The scenario creates a mental movie. The reader can picture the harried front desk person, the ringing phone, the paper list. That imagery creates emotional resonance.

Use one sharp number (and show the source)

Numbers are credibility accelerants. But only if they’re specific and defensible.

Weak: “Late payments hurt businesses.”
Stronger: “The average SMB spends ~X hours/month chasing invoices (source).”

If you don’t have a credible source yet, don’t invent a number. Use customer discovery instead (next section).

Let customers say it for you

A short quote can do what five bullets can’t. It signals you’ve done real discovery.

Example pattern:

  • “In interviews with [N] [role], we kept hearing: ‘[quote].’”

  • Then add one concrete consequence: “Last week, that meant [lost revenue / missed shift / churn / delay].”

Customer voices add authenticity that your own words can't match. They also demonstrate that you've done real customer discovery.

Name the workaround people hate

Show how the problem is “solved” today—and why it fails.

Example pattern:

  • “Today teams rely on [spreadsheet + Slack + manual step].”

- - - - - - -

▶ _YOUR TASKS_:
- A) Can you echo, word for word, everything in the pitch-writing excerpt from "If you don’t" down to "real customer discovery."?
- B) What comes next in the advice on framing a pitch's problem? Continue it from its last line.

▶ _GIVEN MATERIAL_:
- - - - - - -

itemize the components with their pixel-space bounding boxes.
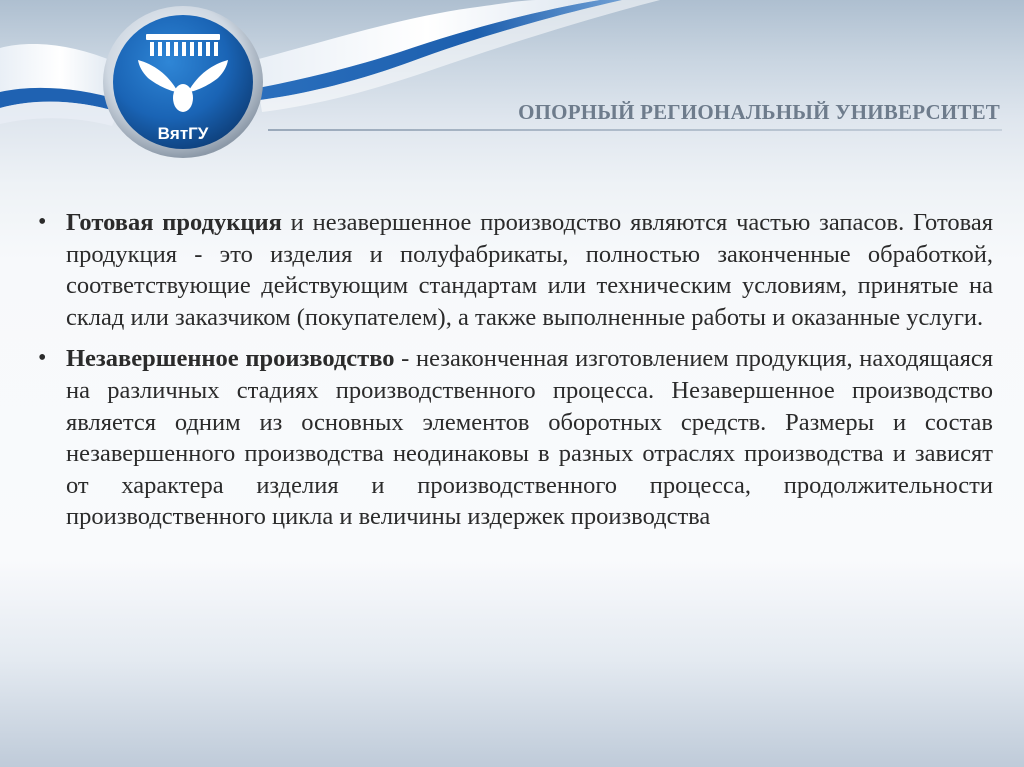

- - - - - - -

▶ _RESULTS BY TASK_:
- A)
If you don’t have a credible source yet, don’t invent a number. Use customer discovery instead (next section).

Let customers say it for you

A short quote can do what five bullets can’t. It signals you’ve done real discovery.

Example pattern:

  • “In interviews with [N] [role], we kept hearing: ‘[quote].’”

  • Then add one concrete consequence: “Last week, that meant [lost revenue / missed shift / churn / delay].”

Customer voices add authenticity that your own words can't match. They also demonstrate that you've done real customer discovery.

- B)
  • “It breaks when [scale/complexity increases].”

  • “The result is [incident/churn/delay].”

This shows you understand both the problem and the landscape and sets up your solution as the answer to a genuine gap.

Bridge to the market math (without getting fluffy)

A great problem slide connects the individual pain to the market-wide impact.

Example pattern:

  • “One missed appointment costs ~$X.”

  • “That happens ~Y times/week per business.”

  • “Across Z businesses, that’s a $___ problem.”

The progression from individual cost to market size makes the investment case while keeping the problem tangible.

 

What a great problem slide looks like (before/after)

Example 1: B2B recruiting

Before: “Recruiting is broken…”


After: “Hiring managers spend ~X hours/week screening unqualified applicants… [survey/source]. Meanwhile, the majority of qualified candidates are passive and never see postings.”

Why it works: it’s specific, quantified, and shows the gap.

Example 2: Consumer fintech

Before: “Young professionals struggle to manage finances…”

After: “Under-35 users carry $X in debt and have $Y in savings (source). Most apps get abandoned because they require Z minutes of weekly manual input.”

Why it works: it names the pain, the proof, and why current tools fail.

 

Common problem slide mistakes (and fixes)

Mistake 1: The Solution in Disguise

Many founders write their problem slide as: 'Companies need a better way to...' This is actually a solution statement, not a problem statement. The problem is the pain; the solution is the relief.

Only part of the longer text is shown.